_EXTRACTED MATERIAL_:
[START]
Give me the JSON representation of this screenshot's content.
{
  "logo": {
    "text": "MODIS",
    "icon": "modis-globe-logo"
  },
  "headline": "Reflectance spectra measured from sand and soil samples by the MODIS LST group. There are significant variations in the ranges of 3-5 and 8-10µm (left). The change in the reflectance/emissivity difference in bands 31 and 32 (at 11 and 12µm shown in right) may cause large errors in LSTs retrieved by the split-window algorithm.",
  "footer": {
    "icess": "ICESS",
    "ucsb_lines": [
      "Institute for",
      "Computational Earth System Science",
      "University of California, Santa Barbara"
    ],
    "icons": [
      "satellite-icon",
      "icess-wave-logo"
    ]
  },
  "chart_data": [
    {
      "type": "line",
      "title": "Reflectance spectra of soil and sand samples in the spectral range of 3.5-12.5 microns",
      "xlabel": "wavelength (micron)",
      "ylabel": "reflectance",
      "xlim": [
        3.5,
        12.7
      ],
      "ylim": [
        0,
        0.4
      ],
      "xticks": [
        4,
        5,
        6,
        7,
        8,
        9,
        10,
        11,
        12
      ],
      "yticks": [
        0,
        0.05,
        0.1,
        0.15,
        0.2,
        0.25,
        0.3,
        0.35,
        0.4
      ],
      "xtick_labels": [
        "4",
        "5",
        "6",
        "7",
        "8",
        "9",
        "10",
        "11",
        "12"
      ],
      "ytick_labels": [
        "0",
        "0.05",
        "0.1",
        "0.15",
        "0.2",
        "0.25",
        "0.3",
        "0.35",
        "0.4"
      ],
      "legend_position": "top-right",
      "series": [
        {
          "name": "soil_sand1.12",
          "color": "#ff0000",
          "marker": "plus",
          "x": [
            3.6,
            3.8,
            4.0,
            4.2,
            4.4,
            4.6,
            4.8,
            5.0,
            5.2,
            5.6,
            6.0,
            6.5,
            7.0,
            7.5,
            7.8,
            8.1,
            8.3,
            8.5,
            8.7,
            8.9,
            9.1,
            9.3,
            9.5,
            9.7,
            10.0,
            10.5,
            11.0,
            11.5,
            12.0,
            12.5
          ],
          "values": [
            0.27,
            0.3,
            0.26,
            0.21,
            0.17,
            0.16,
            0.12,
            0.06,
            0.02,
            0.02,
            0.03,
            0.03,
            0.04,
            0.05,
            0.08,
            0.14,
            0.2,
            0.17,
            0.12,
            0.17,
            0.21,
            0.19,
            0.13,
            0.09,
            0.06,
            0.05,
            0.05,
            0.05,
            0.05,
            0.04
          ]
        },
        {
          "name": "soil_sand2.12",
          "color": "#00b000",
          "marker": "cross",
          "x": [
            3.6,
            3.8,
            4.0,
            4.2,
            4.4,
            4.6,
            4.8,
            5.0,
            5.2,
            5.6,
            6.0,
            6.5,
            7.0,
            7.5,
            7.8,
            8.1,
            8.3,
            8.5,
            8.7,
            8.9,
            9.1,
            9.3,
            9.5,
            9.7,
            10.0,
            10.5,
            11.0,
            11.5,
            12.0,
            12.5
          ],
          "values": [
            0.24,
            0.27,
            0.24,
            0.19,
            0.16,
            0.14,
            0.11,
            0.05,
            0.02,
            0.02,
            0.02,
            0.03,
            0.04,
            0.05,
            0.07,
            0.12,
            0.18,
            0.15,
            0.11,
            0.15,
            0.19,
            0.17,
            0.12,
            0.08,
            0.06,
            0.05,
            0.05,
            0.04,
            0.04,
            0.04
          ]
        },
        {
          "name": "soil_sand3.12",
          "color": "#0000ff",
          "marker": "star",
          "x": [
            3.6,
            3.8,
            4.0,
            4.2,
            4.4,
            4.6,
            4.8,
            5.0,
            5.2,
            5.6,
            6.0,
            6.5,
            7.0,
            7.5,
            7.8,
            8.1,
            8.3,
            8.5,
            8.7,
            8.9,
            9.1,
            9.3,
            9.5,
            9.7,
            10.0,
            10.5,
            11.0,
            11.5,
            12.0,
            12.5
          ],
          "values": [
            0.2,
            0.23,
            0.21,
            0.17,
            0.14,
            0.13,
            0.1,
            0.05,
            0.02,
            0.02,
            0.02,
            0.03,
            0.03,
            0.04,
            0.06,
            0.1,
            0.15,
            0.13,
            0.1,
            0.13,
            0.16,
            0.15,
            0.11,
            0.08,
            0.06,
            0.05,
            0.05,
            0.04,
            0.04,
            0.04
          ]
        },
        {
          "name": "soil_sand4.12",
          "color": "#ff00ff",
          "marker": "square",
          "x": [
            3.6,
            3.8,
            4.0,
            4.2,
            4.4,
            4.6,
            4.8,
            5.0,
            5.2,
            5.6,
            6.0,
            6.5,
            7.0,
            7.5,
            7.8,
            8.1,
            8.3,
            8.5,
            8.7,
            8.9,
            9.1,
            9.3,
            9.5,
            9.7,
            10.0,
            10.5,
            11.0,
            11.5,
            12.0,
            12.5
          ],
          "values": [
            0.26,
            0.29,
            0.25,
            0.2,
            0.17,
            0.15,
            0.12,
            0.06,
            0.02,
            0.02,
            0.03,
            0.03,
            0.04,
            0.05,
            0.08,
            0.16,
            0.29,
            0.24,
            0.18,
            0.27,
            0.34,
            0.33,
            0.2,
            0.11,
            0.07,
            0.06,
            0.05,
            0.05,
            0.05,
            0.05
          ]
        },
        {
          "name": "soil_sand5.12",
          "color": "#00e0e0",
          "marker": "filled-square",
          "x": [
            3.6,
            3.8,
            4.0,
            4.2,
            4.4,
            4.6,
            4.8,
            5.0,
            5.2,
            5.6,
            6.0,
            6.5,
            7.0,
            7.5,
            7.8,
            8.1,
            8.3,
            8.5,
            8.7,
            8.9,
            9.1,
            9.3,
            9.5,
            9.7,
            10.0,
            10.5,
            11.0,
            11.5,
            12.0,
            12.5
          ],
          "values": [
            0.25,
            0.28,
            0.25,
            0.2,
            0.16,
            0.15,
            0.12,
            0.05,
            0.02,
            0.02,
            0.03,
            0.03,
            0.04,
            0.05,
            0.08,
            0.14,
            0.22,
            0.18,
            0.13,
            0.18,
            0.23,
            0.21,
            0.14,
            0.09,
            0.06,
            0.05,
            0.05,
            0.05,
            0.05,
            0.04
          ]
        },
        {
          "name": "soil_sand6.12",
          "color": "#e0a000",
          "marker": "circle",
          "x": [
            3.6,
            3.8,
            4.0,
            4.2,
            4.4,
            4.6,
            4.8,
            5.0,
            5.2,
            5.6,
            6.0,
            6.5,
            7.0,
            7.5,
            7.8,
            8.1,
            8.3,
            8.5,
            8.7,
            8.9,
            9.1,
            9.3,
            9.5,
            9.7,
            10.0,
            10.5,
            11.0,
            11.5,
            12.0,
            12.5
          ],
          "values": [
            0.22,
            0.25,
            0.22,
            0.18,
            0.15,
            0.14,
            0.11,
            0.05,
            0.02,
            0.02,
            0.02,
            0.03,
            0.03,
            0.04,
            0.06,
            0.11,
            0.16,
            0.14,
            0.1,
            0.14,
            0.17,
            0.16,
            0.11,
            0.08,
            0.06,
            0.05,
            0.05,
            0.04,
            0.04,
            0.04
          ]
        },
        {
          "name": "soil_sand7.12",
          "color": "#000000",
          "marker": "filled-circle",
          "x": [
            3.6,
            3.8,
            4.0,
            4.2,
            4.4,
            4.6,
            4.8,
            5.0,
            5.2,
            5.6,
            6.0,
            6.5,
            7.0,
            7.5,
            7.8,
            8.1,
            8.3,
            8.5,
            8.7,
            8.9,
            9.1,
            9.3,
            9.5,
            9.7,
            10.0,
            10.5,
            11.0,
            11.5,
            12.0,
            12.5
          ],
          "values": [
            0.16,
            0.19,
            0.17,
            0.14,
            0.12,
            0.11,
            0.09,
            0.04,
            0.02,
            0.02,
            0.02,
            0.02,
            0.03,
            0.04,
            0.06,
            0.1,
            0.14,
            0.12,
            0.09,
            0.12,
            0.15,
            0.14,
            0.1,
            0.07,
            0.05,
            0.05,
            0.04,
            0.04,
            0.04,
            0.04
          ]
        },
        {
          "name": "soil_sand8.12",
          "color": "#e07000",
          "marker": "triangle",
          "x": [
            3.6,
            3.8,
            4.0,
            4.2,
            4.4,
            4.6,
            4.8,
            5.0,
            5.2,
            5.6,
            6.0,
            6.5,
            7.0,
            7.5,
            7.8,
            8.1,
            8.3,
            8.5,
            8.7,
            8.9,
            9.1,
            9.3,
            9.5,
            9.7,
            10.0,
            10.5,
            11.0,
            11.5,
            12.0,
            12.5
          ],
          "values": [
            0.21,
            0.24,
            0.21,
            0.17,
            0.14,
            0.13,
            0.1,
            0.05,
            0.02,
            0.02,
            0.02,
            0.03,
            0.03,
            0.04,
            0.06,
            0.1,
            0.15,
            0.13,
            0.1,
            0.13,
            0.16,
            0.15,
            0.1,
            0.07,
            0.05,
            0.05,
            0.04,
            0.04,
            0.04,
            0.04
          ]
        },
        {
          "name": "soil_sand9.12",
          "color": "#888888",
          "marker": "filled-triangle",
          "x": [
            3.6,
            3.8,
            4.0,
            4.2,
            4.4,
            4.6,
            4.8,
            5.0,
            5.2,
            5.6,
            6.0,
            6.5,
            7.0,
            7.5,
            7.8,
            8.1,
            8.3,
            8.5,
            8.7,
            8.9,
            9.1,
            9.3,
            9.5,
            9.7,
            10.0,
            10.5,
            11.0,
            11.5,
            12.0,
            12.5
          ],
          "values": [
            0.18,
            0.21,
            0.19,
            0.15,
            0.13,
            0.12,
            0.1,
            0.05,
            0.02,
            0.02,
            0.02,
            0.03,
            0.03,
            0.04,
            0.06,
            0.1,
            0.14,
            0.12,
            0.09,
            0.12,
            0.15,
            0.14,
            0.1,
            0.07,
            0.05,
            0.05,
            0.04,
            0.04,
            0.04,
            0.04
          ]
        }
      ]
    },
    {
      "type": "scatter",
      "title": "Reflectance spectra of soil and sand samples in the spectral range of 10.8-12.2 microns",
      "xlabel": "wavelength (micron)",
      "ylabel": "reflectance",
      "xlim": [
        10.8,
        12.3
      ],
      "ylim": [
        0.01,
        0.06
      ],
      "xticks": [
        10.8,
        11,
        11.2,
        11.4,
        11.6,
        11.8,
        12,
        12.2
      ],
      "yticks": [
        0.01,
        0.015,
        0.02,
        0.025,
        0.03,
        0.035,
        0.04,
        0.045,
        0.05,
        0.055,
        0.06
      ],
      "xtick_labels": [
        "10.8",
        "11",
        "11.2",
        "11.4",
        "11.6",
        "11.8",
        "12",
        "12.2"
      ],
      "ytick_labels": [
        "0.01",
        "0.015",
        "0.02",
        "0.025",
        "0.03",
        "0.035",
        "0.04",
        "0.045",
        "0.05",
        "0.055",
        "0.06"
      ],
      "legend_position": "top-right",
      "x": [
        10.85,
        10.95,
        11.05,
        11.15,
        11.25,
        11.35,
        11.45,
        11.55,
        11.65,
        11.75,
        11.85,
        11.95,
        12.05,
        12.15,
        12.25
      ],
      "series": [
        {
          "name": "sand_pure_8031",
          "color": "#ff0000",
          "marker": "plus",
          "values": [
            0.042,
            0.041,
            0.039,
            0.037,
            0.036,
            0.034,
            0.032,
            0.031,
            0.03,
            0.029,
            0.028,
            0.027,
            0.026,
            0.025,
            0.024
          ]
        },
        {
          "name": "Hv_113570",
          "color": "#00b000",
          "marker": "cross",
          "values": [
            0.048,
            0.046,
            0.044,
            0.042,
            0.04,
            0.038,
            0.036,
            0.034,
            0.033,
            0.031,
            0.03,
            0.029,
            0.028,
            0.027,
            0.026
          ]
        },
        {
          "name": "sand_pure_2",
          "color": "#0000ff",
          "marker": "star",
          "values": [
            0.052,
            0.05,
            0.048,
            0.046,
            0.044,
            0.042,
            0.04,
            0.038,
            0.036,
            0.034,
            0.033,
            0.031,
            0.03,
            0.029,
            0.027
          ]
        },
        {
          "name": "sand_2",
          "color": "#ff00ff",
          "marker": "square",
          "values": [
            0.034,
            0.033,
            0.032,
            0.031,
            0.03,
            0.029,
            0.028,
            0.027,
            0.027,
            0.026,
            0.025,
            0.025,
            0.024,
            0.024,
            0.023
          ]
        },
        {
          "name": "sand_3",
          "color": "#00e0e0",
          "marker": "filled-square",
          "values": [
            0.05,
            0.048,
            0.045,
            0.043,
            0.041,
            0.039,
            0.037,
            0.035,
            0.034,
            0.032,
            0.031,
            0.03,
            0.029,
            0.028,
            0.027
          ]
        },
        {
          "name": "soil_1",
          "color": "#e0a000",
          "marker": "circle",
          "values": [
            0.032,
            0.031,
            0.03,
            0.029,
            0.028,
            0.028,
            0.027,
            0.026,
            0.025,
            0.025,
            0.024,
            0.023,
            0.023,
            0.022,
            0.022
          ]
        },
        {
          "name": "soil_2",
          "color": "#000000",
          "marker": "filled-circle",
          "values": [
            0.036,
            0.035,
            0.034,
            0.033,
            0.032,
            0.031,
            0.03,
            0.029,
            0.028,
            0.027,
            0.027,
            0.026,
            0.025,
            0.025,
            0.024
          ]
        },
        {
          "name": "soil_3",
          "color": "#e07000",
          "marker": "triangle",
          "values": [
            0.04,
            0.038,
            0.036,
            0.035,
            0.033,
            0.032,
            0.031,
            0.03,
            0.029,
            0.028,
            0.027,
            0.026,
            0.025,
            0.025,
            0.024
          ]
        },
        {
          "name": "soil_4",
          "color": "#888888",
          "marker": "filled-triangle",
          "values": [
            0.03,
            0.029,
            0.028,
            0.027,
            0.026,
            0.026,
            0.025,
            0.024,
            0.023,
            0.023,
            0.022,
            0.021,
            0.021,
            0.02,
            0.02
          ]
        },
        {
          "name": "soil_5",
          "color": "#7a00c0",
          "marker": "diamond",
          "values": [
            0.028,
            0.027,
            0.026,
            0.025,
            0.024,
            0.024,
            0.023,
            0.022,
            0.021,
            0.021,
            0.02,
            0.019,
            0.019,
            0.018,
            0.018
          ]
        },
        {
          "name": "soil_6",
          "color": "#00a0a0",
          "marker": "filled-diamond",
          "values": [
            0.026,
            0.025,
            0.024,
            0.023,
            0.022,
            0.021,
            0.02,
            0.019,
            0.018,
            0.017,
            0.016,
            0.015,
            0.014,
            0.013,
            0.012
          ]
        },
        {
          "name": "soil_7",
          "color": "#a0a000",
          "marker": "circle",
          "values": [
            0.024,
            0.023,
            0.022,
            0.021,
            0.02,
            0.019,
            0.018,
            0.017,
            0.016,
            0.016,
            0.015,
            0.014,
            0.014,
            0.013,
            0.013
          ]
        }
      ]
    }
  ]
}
[END]
_REQUIREMENTS_:
Show the lines of the data that hold the word "title".

_SOLUTION TO THE EXERCISE_:
      "title": "Reflectance spectra of soil and sand samples in the spectral range of 3.5-12.5 microns",
      "title": "Reflectance spectra of soil and sand samples in the spectral range of 10.8-12.2 microns",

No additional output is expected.